• _SET PROBLEM_:
All the data must come back unchanged, except that pictures are left out.

• _EXCERPTED DATA_:
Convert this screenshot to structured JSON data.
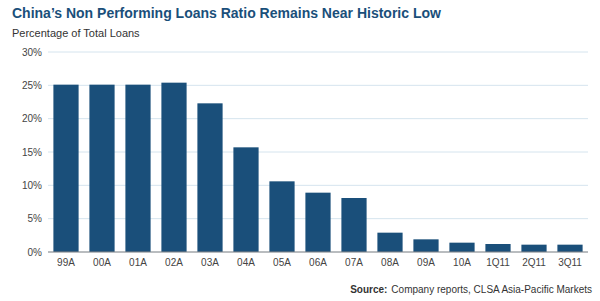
{
  "chart_data": {
    "type": "bar",
    "title": "China’s Non Performing Loans Ratio Remains Near Historic Low",
    "subtitle": "Percentage of Total Loans",
    "source_label": "Source:",
    "source": "Company reports, CLSA Asia-Pacific Markets",
    "categories": [
      "99A",
      "00A",
      "01A",
      "02A",
      "03A",
      "04A",
      "05A",
      "06A",
      "07A",
      "08A",
      "09A",
      "10A",
      "1Q11",
      "2Q11",
      "3Q11"
    ],
    "values": [
      25.1,
      25.1,
      25.1,
      25.4,
      22.3,
      15.7,
      10.6,
      8.9,
      8.1,
      2.9,
      1.9,
      1.4,
      1.2,
      1.1,
      1.1
    ],
    "color": "#1a4f7a",
    "ylim": [
      0,
      30
    ],
    "yticks": [
      {
        "value": 0,
        "label": "0%"
      },
      {
        "value": 5,
        "label": "5%"
      },
      {
        "value": 10,
        "label": "10%"
      },
      {
        "value": 15,
        "label": "15%"
      },
      {
        "value": 20,
        "label": "20%"
      },
      {
        "value": 25,
        "label": "25%"
      },
      {
        "value": 30,
        "label": "30%"
      }
    ],
    "grid": true
  }
}
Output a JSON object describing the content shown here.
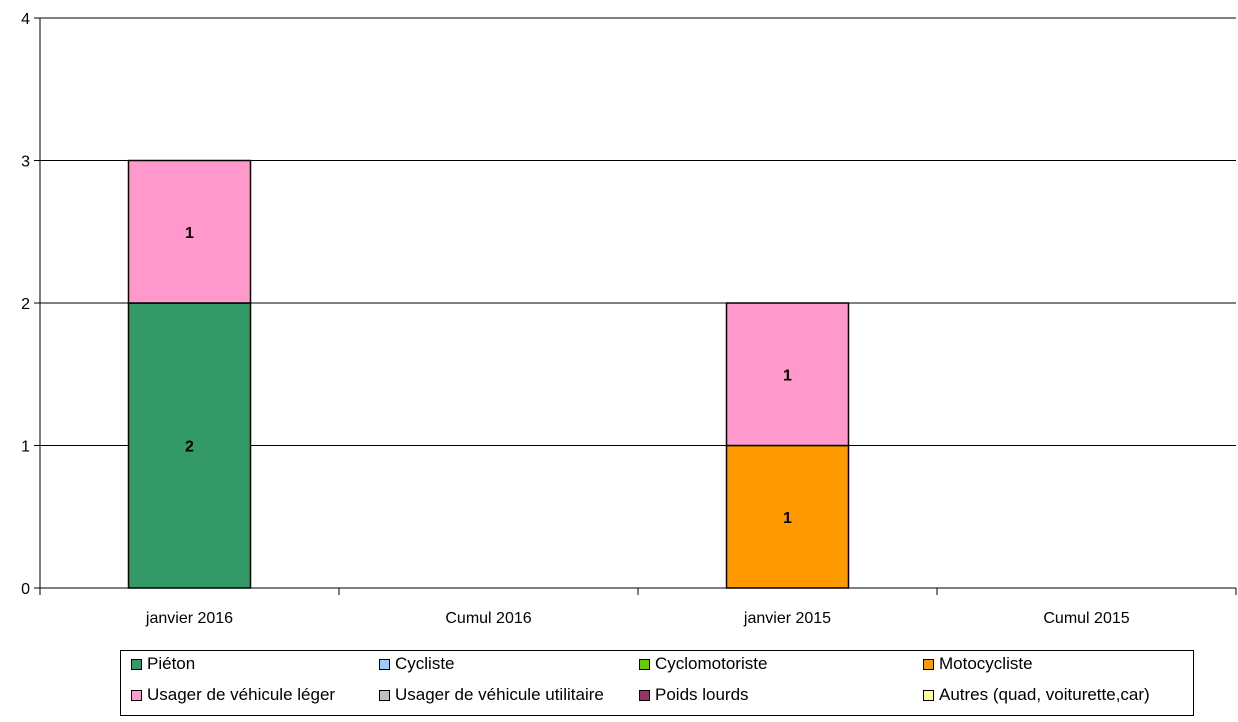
{
  "chart_data": {
    "type": "bar",
    "stacked": true,
    "categories": [
      "janvier 2016",
      "Cumul 2016",
      "janvier 2015",
      "Cumul 2015"
    ],
    "series": [
      {
        "name": "Piéton",
        "color": "#339966",
        "values": [
          2,
          0,
          0,
          0
        ]
      },
      {
        "name": "Cycliste",
        "color": "#99CCFF",
        "values": [
          0,
          0,
          0,
          0
        ]
      },
      {
        "name": "Cyclomotoriste",
        "color": "#66CC00",
        "values": [
          0,
          0,
          0,
          0
        ]
      },
      {
        "name": "Motocycliste",
        "color": "#FF9900",
        "values": [
          0,
          0,
          1,
          0
        ]
      },
      {
        "name": "Usager de véhicule léger",
        "color": "#FF99CC",
        "values": [
          1,
          0,
          1,
          0
        ]
      },
      {
        "name": "Usager de véhicule utilitaire",
        "color": "#C0C0C0",
        "values": [
          0,
          0,
          0,
          0
        ]
      },
      {
        "name": "Poids lourds",
        "color": "#993366",
        "values": [
          0,
          0,
          0,
          0
        ]
      },
      {
        "name": "Autres (quad, voiturette,car)",
        "color": "#FFFF99",
        "values": [
          0,
          0,
          0,
          0
        ]
      }
    ],
    "ylim": [
      0,
      4
    ],
    "yticks": [
      "0",
      "1",
      "2",
      "3",
      "4"
    ],
    "grid": true,
    "legend_position": "bottom",
    "title": "",
    "xlabel": "",
    "ylabel": ""
  }
}
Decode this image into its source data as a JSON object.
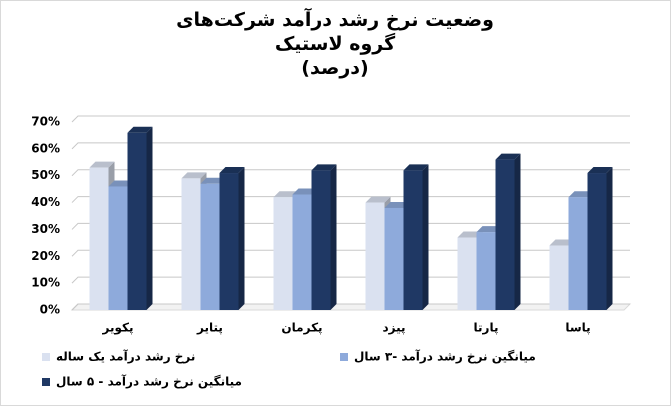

• _SOLUTION FOR THIS EXERCISE_:
Convert this screenshot to structured JSON data.
{
  "chart_data": {
    "type": "bar",
    "title": "China’s Non Performing Loans Ratio Remains Near Historic Low",
    "subtitle": "Percentage of Total Loans",
    "source_label": "Source:",
    "source": "Company reports, CLSA Asia-Pacific Markets",
    "categories": [
      "99A",
      "00A",
      "01A",
      "02A",
      "03A",
      "04A",
      "05A",
      "06A",
      "07A",
      "08A",
      "09A",
      "10A",
      "1Q11",
      "2Q11",
      "3Q11"
    ],
    "values": [
      25.1,
      25.1,
      25.1,
      25.4,
      22.3,
      15.7,
      10.6,
      8.9,
      8.1,
      2.9,
      1.9,
      1.4,
      1.2,
      1.1,
      1.1
    ],
    "color": "#1a4f7a",
    "ylim": [
      0,
      30
    ],
    "yticks": [
      {
        "value": 0,
        "label": "0%"
      },
      {
        "value": 5,
        "label": "5%"
      },
      {
        "value": 10,
        "label": "10%"
      },
      {
        "value": 15,
        "label": "15%"
      },
      {
        "value": 20,
        "label": "20%"
      },
      {
        "value": 25,
        "label": "25%"
      },
      {
        "value": 30,
        "label": "30%"
      }
    ],
    "grid": true
  }
}
Output a JSON object describing the content shown here.
{
  "chart_data": {
    "type": "bar",
    "stacked": true,
    "categories": [
      "janvier 2016",
      "Cumul 2016",
      "janvier 2015",
      "Cumul 2015"
    ],
    "series": [
      {
        "name": "Piéton",
        "color": "#339966",
        "values": [
          2,
          0,
          0,
          0
        ]
      },
      {
        "name": "Cycliste",
        "color": "#99CCFF",
        "values": [
          0,
          0,
          0,
          0
        ]
      },
      {
        "name": "Cyclomotoriste",
        "color": "#66CC00",
        "values": [
          0,
          0,
          0,
          0
        ]
      },
      {
        "name": "Motocycliste",
        "color": "#FF9900",
        "values": [
          0,
          0,
          1,
          0
        ]
      },
      {
        "name": "Usager de véhicule léger",
        "color": "#FF99CC",
        "values": [
          1,
          0,
          1,
          0
        ]
      },
      {
        "name": "Usager de véhicule utilitaire",
        "color": "#C0C0C0",
        "values": [
          0,
          0,
          0,
          0
        ]
      },
      {
        "name": "Poids lourds",
        "color": "#993366",
        "values": [
          0,
          0,
          0,
          0
        ]
      },
      {
        "name": "Autres (quad, voiturette,car)",
        "color": "#FFFF99",
        "values": [
          0,
          0,
          0,
          0
        ]
      }
    ],
    "ylim": [
      0,
      4
    ],
    "yticks": [
      "0",
      "1",
      "2",
      "3",
      "4"
    ],
    "grid": true,
    "legend_position": "bottom",
    "title": "",
    "xlabel": "",
    "ylabel": ""
  }
}
Decode this image into its source data as a JSON object.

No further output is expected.